▶ **Work to complete**
Take each line that has the word "median" and return it.

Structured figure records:

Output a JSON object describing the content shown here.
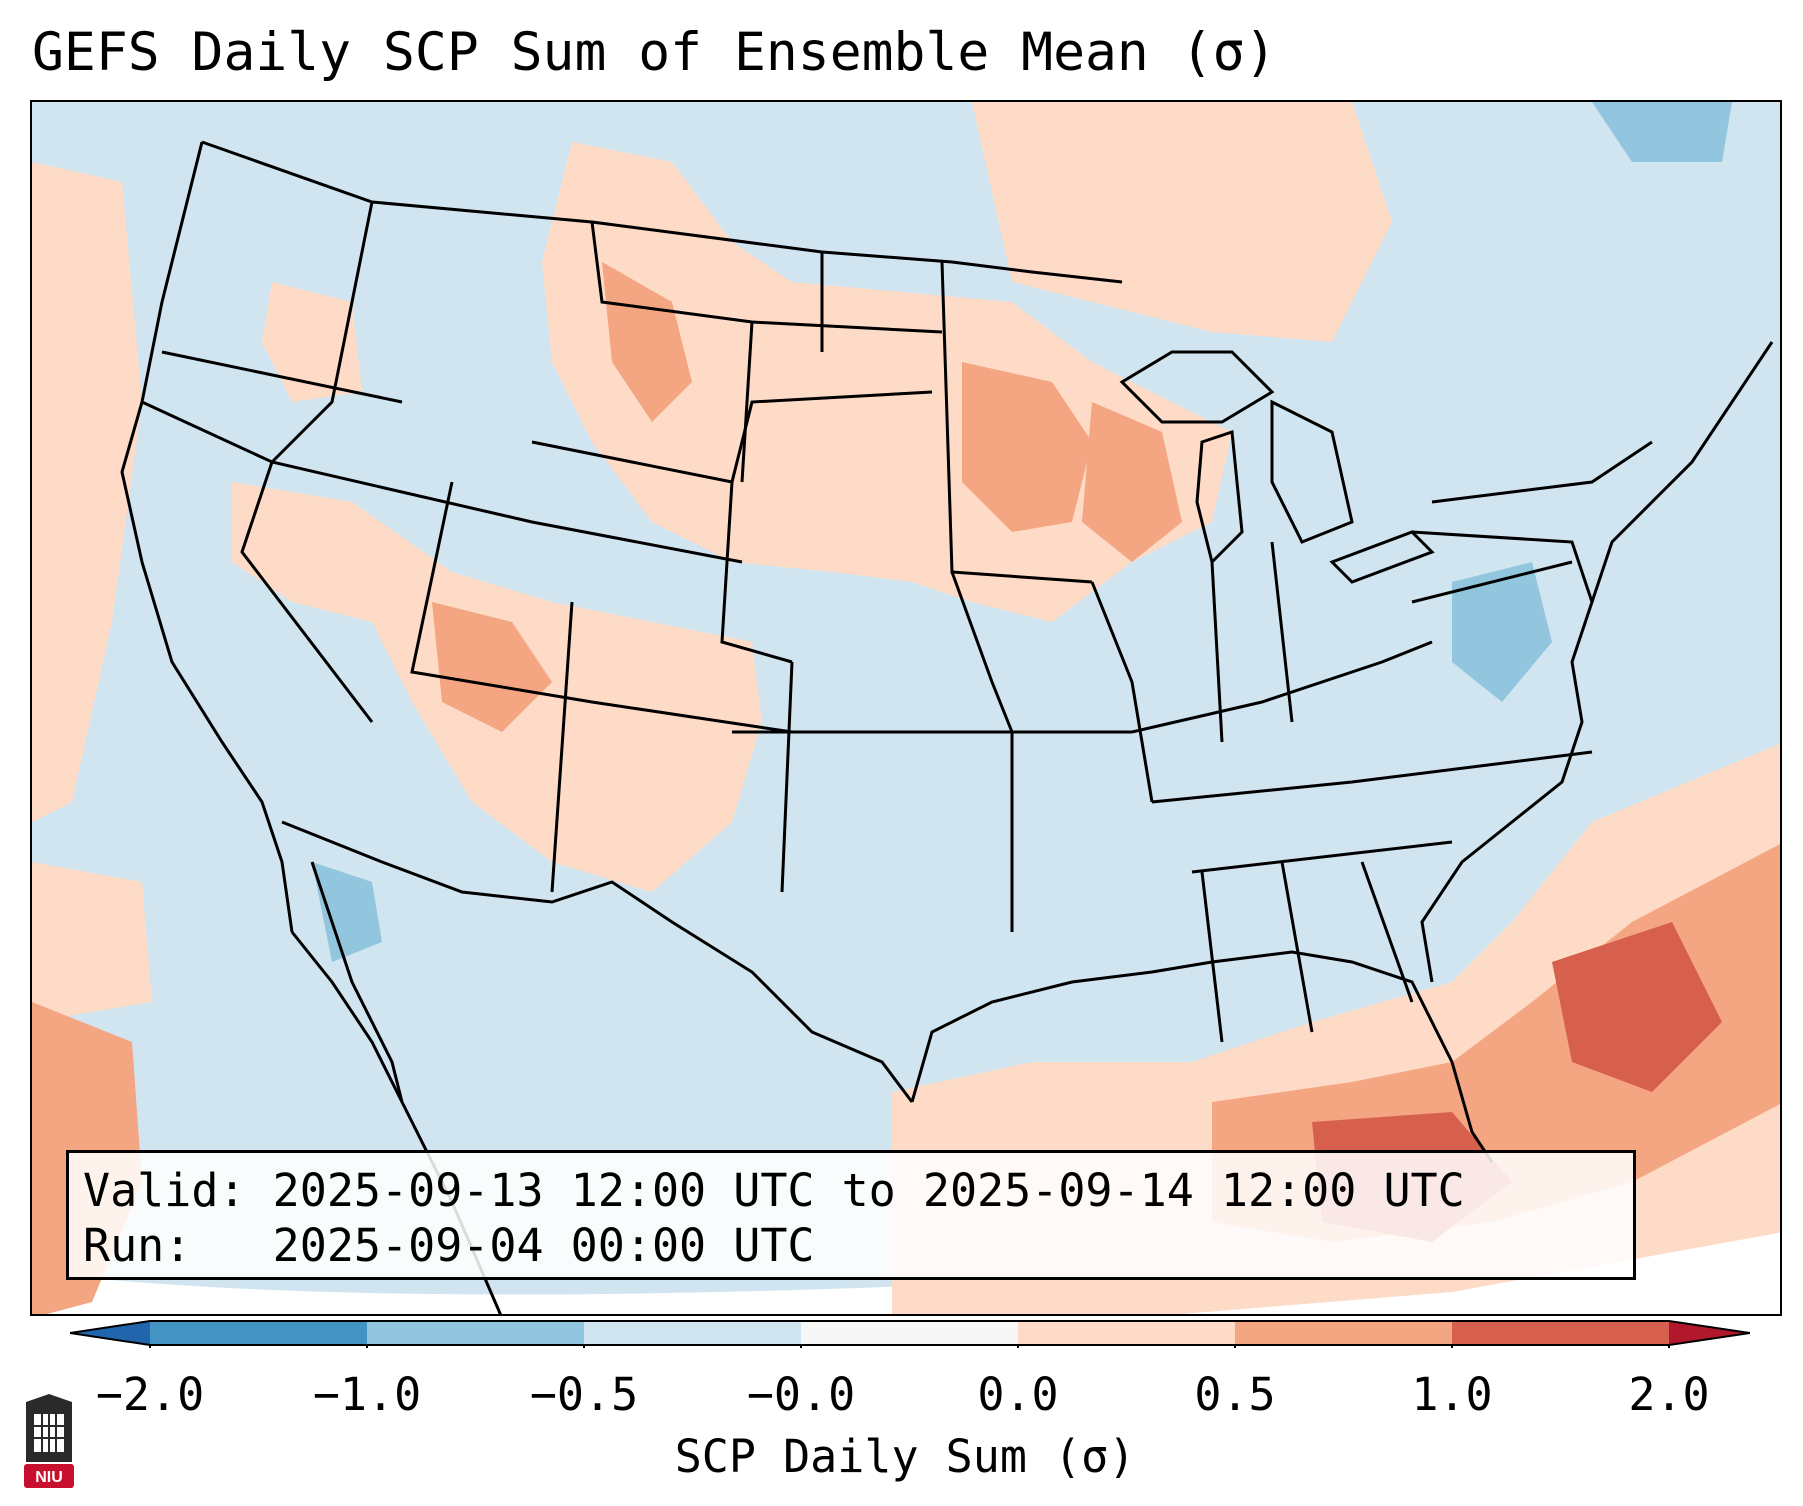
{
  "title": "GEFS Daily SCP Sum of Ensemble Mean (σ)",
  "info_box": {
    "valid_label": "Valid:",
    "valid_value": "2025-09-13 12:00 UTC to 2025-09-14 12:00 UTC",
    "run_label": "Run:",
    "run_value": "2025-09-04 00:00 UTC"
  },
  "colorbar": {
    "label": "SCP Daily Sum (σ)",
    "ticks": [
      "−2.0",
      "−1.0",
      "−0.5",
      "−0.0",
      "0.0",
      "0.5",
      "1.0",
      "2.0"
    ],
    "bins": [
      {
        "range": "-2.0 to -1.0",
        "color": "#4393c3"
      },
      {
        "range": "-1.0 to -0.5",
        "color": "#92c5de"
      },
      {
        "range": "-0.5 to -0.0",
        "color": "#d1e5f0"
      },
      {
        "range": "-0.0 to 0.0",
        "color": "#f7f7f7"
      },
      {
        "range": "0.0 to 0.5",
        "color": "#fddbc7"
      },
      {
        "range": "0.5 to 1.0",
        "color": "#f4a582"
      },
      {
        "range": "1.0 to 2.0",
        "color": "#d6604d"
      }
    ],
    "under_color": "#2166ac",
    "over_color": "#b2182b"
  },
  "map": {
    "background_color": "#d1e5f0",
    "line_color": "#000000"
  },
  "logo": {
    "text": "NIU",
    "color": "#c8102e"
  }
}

==

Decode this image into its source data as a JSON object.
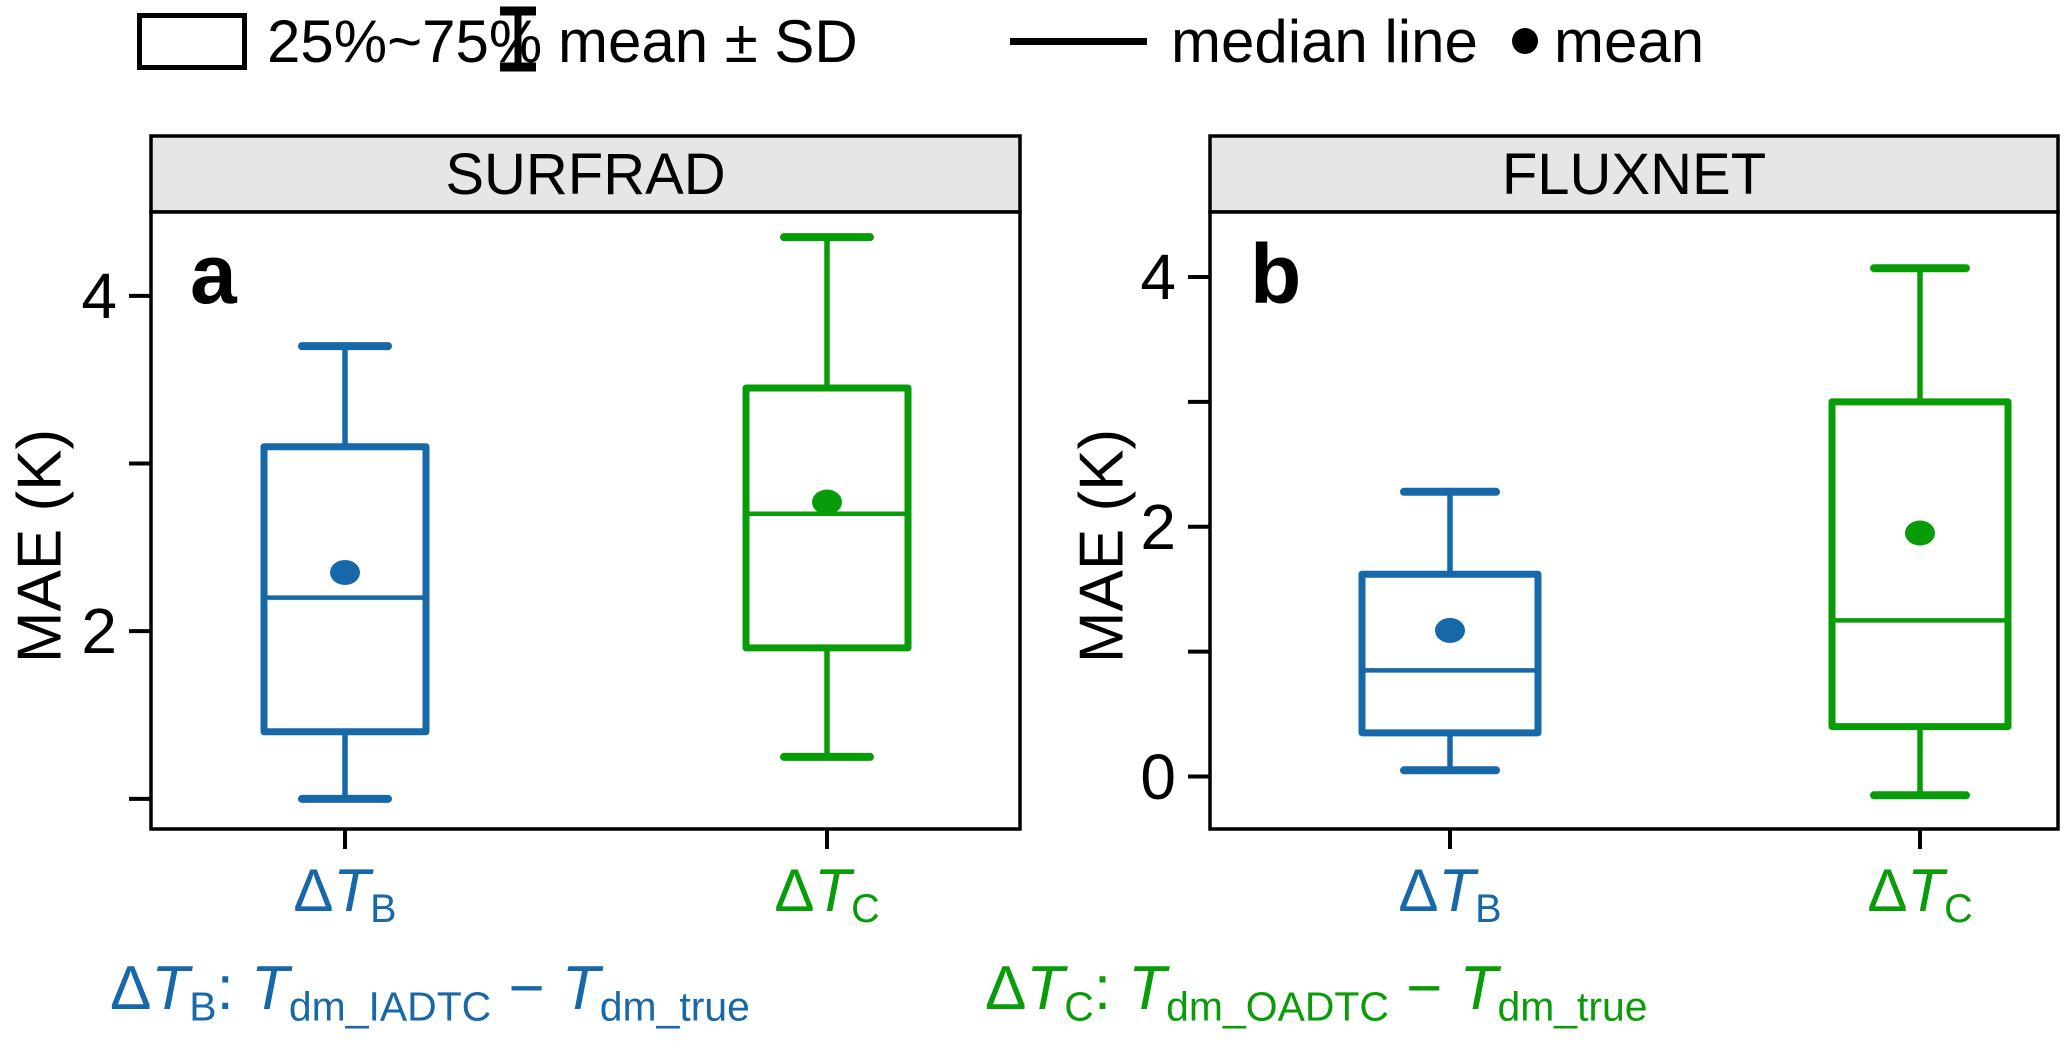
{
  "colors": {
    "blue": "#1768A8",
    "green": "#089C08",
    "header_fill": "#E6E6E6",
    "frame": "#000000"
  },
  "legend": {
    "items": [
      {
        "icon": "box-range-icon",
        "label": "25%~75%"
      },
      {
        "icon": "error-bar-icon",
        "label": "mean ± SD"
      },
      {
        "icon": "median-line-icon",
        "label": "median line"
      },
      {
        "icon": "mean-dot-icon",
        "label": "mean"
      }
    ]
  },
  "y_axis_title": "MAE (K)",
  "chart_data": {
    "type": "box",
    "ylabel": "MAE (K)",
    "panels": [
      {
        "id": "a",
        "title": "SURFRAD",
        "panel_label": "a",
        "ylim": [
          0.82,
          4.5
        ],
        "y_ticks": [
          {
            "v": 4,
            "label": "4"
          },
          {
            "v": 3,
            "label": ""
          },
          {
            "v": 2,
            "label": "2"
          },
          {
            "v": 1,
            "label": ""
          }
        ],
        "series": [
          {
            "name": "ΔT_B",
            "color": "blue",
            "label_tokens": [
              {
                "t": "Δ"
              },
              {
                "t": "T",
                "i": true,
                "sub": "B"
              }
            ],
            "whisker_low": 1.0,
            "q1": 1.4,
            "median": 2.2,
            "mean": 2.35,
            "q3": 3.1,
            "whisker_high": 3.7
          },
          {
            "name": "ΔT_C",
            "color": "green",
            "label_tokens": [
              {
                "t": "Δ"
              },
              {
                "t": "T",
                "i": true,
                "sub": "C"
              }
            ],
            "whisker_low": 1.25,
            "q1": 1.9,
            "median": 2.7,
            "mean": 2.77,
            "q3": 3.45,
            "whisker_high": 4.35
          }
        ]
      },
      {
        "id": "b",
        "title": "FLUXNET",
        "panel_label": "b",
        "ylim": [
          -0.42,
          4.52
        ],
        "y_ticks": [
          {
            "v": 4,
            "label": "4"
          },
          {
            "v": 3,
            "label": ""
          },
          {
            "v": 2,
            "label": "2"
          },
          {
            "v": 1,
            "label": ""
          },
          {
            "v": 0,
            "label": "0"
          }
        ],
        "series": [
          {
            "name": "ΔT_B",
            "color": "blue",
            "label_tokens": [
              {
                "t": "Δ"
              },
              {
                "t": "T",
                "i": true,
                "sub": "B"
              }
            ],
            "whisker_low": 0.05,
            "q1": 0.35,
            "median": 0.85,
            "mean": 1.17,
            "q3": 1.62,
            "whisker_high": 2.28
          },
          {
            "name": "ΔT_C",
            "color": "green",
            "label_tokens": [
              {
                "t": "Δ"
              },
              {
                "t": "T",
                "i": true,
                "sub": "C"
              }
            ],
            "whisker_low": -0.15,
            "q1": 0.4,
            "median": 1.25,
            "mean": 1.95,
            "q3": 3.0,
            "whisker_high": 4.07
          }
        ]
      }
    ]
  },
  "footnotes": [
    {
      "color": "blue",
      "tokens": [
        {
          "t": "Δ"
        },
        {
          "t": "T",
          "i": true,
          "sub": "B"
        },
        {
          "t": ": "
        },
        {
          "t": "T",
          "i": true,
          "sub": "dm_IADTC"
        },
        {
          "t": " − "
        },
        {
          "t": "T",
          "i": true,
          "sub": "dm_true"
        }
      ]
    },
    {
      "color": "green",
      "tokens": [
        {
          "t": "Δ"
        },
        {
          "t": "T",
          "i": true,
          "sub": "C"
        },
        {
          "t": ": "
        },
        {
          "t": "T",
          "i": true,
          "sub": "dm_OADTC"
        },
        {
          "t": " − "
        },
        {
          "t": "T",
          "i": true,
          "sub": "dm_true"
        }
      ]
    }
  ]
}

---

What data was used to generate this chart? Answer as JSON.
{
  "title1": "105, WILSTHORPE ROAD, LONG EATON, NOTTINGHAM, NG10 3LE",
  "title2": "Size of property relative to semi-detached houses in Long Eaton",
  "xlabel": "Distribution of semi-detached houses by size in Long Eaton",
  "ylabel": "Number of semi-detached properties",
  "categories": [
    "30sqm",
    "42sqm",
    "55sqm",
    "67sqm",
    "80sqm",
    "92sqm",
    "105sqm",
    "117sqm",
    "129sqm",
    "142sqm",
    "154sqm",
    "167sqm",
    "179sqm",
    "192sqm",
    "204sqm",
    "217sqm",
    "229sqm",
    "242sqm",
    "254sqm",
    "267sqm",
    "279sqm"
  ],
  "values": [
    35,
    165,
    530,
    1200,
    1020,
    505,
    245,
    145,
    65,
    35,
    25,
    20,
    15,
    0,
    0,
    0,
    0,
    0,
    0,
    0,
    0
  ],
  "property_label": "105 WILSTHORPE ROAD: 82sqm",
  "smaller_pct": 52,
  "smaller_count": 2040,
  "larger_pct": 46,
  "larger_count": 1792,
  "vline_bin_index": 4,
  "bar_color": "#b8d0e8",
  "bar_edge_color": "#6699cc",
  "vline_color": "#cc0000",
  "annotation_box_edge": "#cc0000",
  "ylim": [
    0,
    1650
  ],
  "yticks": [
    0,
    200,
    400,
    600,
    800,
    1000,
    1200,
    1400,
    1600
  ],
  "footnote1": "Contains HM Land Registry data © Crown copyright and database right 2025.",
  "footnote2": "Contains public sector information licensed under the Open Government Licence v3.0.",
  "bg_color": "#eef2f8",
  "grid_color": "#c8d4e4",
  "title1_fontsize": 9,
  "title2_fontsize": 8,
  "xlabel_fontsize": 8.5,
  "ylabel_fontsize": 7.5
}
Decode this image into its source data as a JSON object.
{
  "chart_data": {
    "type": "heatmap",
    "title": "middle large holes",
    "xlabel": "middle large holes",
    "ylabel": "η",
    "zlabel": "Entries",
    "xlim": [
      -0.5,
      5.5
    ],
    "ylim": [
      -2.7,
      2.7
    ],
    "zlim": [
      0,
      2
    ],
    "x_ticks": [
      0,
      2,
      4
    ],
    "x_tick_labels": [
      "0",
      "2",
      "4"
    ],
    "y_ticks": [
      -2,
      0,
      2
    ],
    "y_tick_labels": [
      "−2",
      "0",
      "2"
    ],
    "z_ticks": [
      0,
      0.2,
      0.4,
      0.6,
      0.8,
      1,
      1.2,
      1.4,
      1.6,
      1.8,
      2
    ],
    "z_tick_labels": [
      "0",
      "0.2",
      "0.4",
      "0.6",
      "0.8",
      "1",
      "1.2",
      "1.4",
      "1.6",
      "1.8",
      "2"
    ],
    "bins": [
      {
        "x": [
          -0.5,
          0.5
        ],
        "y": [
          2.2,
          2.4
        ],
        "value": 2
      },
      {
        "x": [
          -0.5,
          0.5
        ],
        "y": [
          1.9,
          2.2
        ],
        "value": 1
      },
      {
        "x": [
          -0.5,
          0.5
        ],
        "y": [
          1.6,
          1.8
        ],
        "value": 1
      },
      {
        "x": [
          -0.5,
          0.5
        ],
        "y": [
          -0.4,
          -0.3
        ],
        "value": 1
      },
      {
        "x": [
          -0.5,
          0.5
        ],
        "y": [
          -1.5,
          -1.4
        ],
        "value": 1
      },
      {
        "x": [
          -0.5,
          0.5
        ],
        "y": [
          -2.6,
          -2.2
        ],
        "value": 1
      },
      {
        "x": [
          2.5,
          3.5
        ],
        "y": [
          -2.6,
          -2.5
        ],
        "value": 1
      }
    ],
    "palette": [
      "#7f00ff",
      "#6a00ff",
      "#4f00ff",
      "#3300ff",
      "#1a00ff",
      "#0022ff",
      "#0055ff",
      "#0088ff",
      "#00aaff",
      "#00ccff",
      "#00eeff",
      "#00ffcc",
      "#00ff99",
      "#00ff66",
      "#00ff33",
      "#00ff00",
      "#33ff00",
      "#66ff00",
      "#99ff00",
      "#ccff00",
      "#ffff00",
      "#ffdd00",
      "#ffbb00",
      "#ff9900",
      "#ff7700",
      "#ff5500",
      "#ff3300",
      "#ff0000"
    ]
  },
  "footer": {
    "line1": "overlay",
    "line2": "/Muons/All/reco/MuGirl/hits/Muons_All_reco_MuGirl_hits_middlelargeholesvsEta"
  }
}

▶ **Complete output**
        "icon": "median-line-icon",
        "label": "median line"
            "median": 2.2,
            "median": 2.7,
            "median": 0.85,
            "median": 1.25,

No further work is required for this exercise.